▶ Extracted text:
The Sons of John Stevens

 

By: Tom Frascella                                                                                                                                               June 2014

 

 In writing the history of San Fele and the immigration of its sons and daughters to America a convergence of events between “old world” and “new” will naturally begin to take shape. In the 1850’s a number of events begin to unfold in Italy intensifying the push of people out of Lucania. At the same time a number of events unfold in America which will ultimately entice San Felese resettlement specifically in New York City, northern New Jersey, central New Jersey and Buffalo regions of the country in the 1860’s- 1870’s.

 The United States of the 1850’s was a relatively “new” country with great potential and staggering if difficult to reach natural resources. To reach those resources a transportation network had to be created and had to overcome formidable natural barriers. Most of the U.S. population existed east of the Appalachian Mountains, which was the first barrier that needed to be breached. The solutions to the inherent transportation infrastructure needs were in many cases solved in uniquely American ways.  Nevertheless those solutions required great labor resources. Immigrant labor often met those labor needs. Indeed, as the story of the San Felese immigration unfolds transportation projects provided work opportunities for many of our ancestors. Because of this I have chosen to  profile a number of American inventors and industrialists who are important  to the establishment of the early U.S. transportation network The actions of these individuals lead both directly and indirectly to job creation and employment opportunities. Many of those who I will profile while critically important to the development of early U.S. transportation have over the course of time become under appreciated for their accomplishments. Therefore I am pleased to highlight their accomplishments here and acknowledge their genius.

  In September of 2012 I profiled John Stevens (1749-1838). I am not going to repeat his profile here but would encourage those interested to reread the September article. In essence Mr. Stevens was not only a major developer of both steam powered ships but also steam powered land locomotion. Having said that, he also contributed by developing companies which brought those conceptual devices to practical application by developing transportation networks.

 The infrastructure needed to bring economically efficient steam powered transportation to early, largely undeveloped 18th century America was more than could be accomplished in one man’s lifetime. Fortunately, Mr. Stevens had eleven children, a half dozen of whom were sons. Several of his sons followed him in his dream of improving transportation and its delivery of an efficient transportation system to the masses. As a result I will profile four of his sons and their accomplishments in this article.

▶ Supplied information:
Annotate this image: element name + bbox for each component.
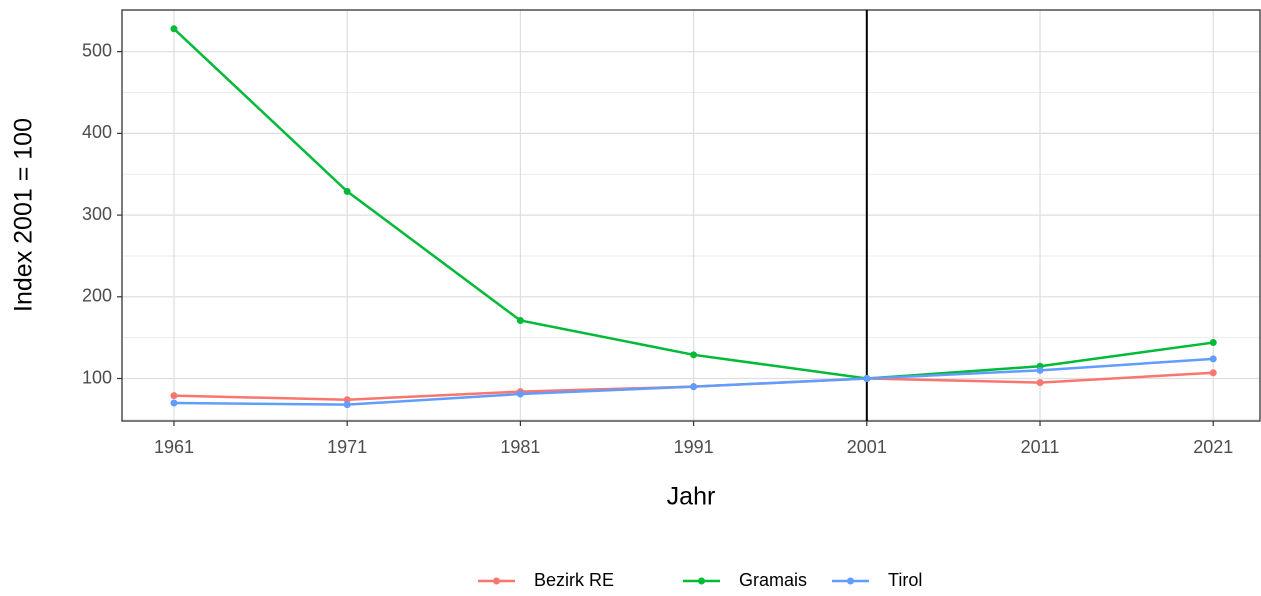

▶ To be done:
(A) Answer these questions from the article on the sons of John Stevens, one line each:
(i) Which mountains were the first barrier to be breached?
(ii) In what month and year did the author first profile John Stevens?
(iii) How many children did John Stevens have?
(B) Carry on the article about the sons of John Stevens, starting after its last sentence.

▶ Answers for this exercise:
(A)
(i) The Appalachian Mountains
(ii) September 2012
(iii) Eleven

(B)
 

                                                     

                                                                    James Alexander Stevens (1790- 1873)

 

                                                                       

 

 James Stevens graduated from Columbia College first in his class in 1808. Like his father he continued his studies in the area of law, however he never practiced. As may be recalled from the earlier John Stevens article originally John Stevens and Robert Livingston in partnership developed and intended to operate a steam ferry system between New York and New Jersey as well as up the Hudson River. Together through their formidable political connections they managed to obtain exclusive rights from the State of New York. Eventually friction developed and the partnership dissolved with Livingston and Robert Fulton retaining the exclusive New York franchise 1806. Undeterred Stevens planned to develop a steam ferry franchise between Philadelphia and Bordentown New Jersey. He succeeded in securing the necessary State franchises and was ready to launch his enterprise in 1809. The critical element in the project was the design and building of the steamship in John Stevens Hoboken shipyard. The ship was named the “Phoenix” and at 100 feet was the most advance steam powered vessel in the world. Stevens directed that the vessel be driven from Hudson Bay to Philadelphia for service making the vessel the first steam powered vessel to sail upon and Ocean.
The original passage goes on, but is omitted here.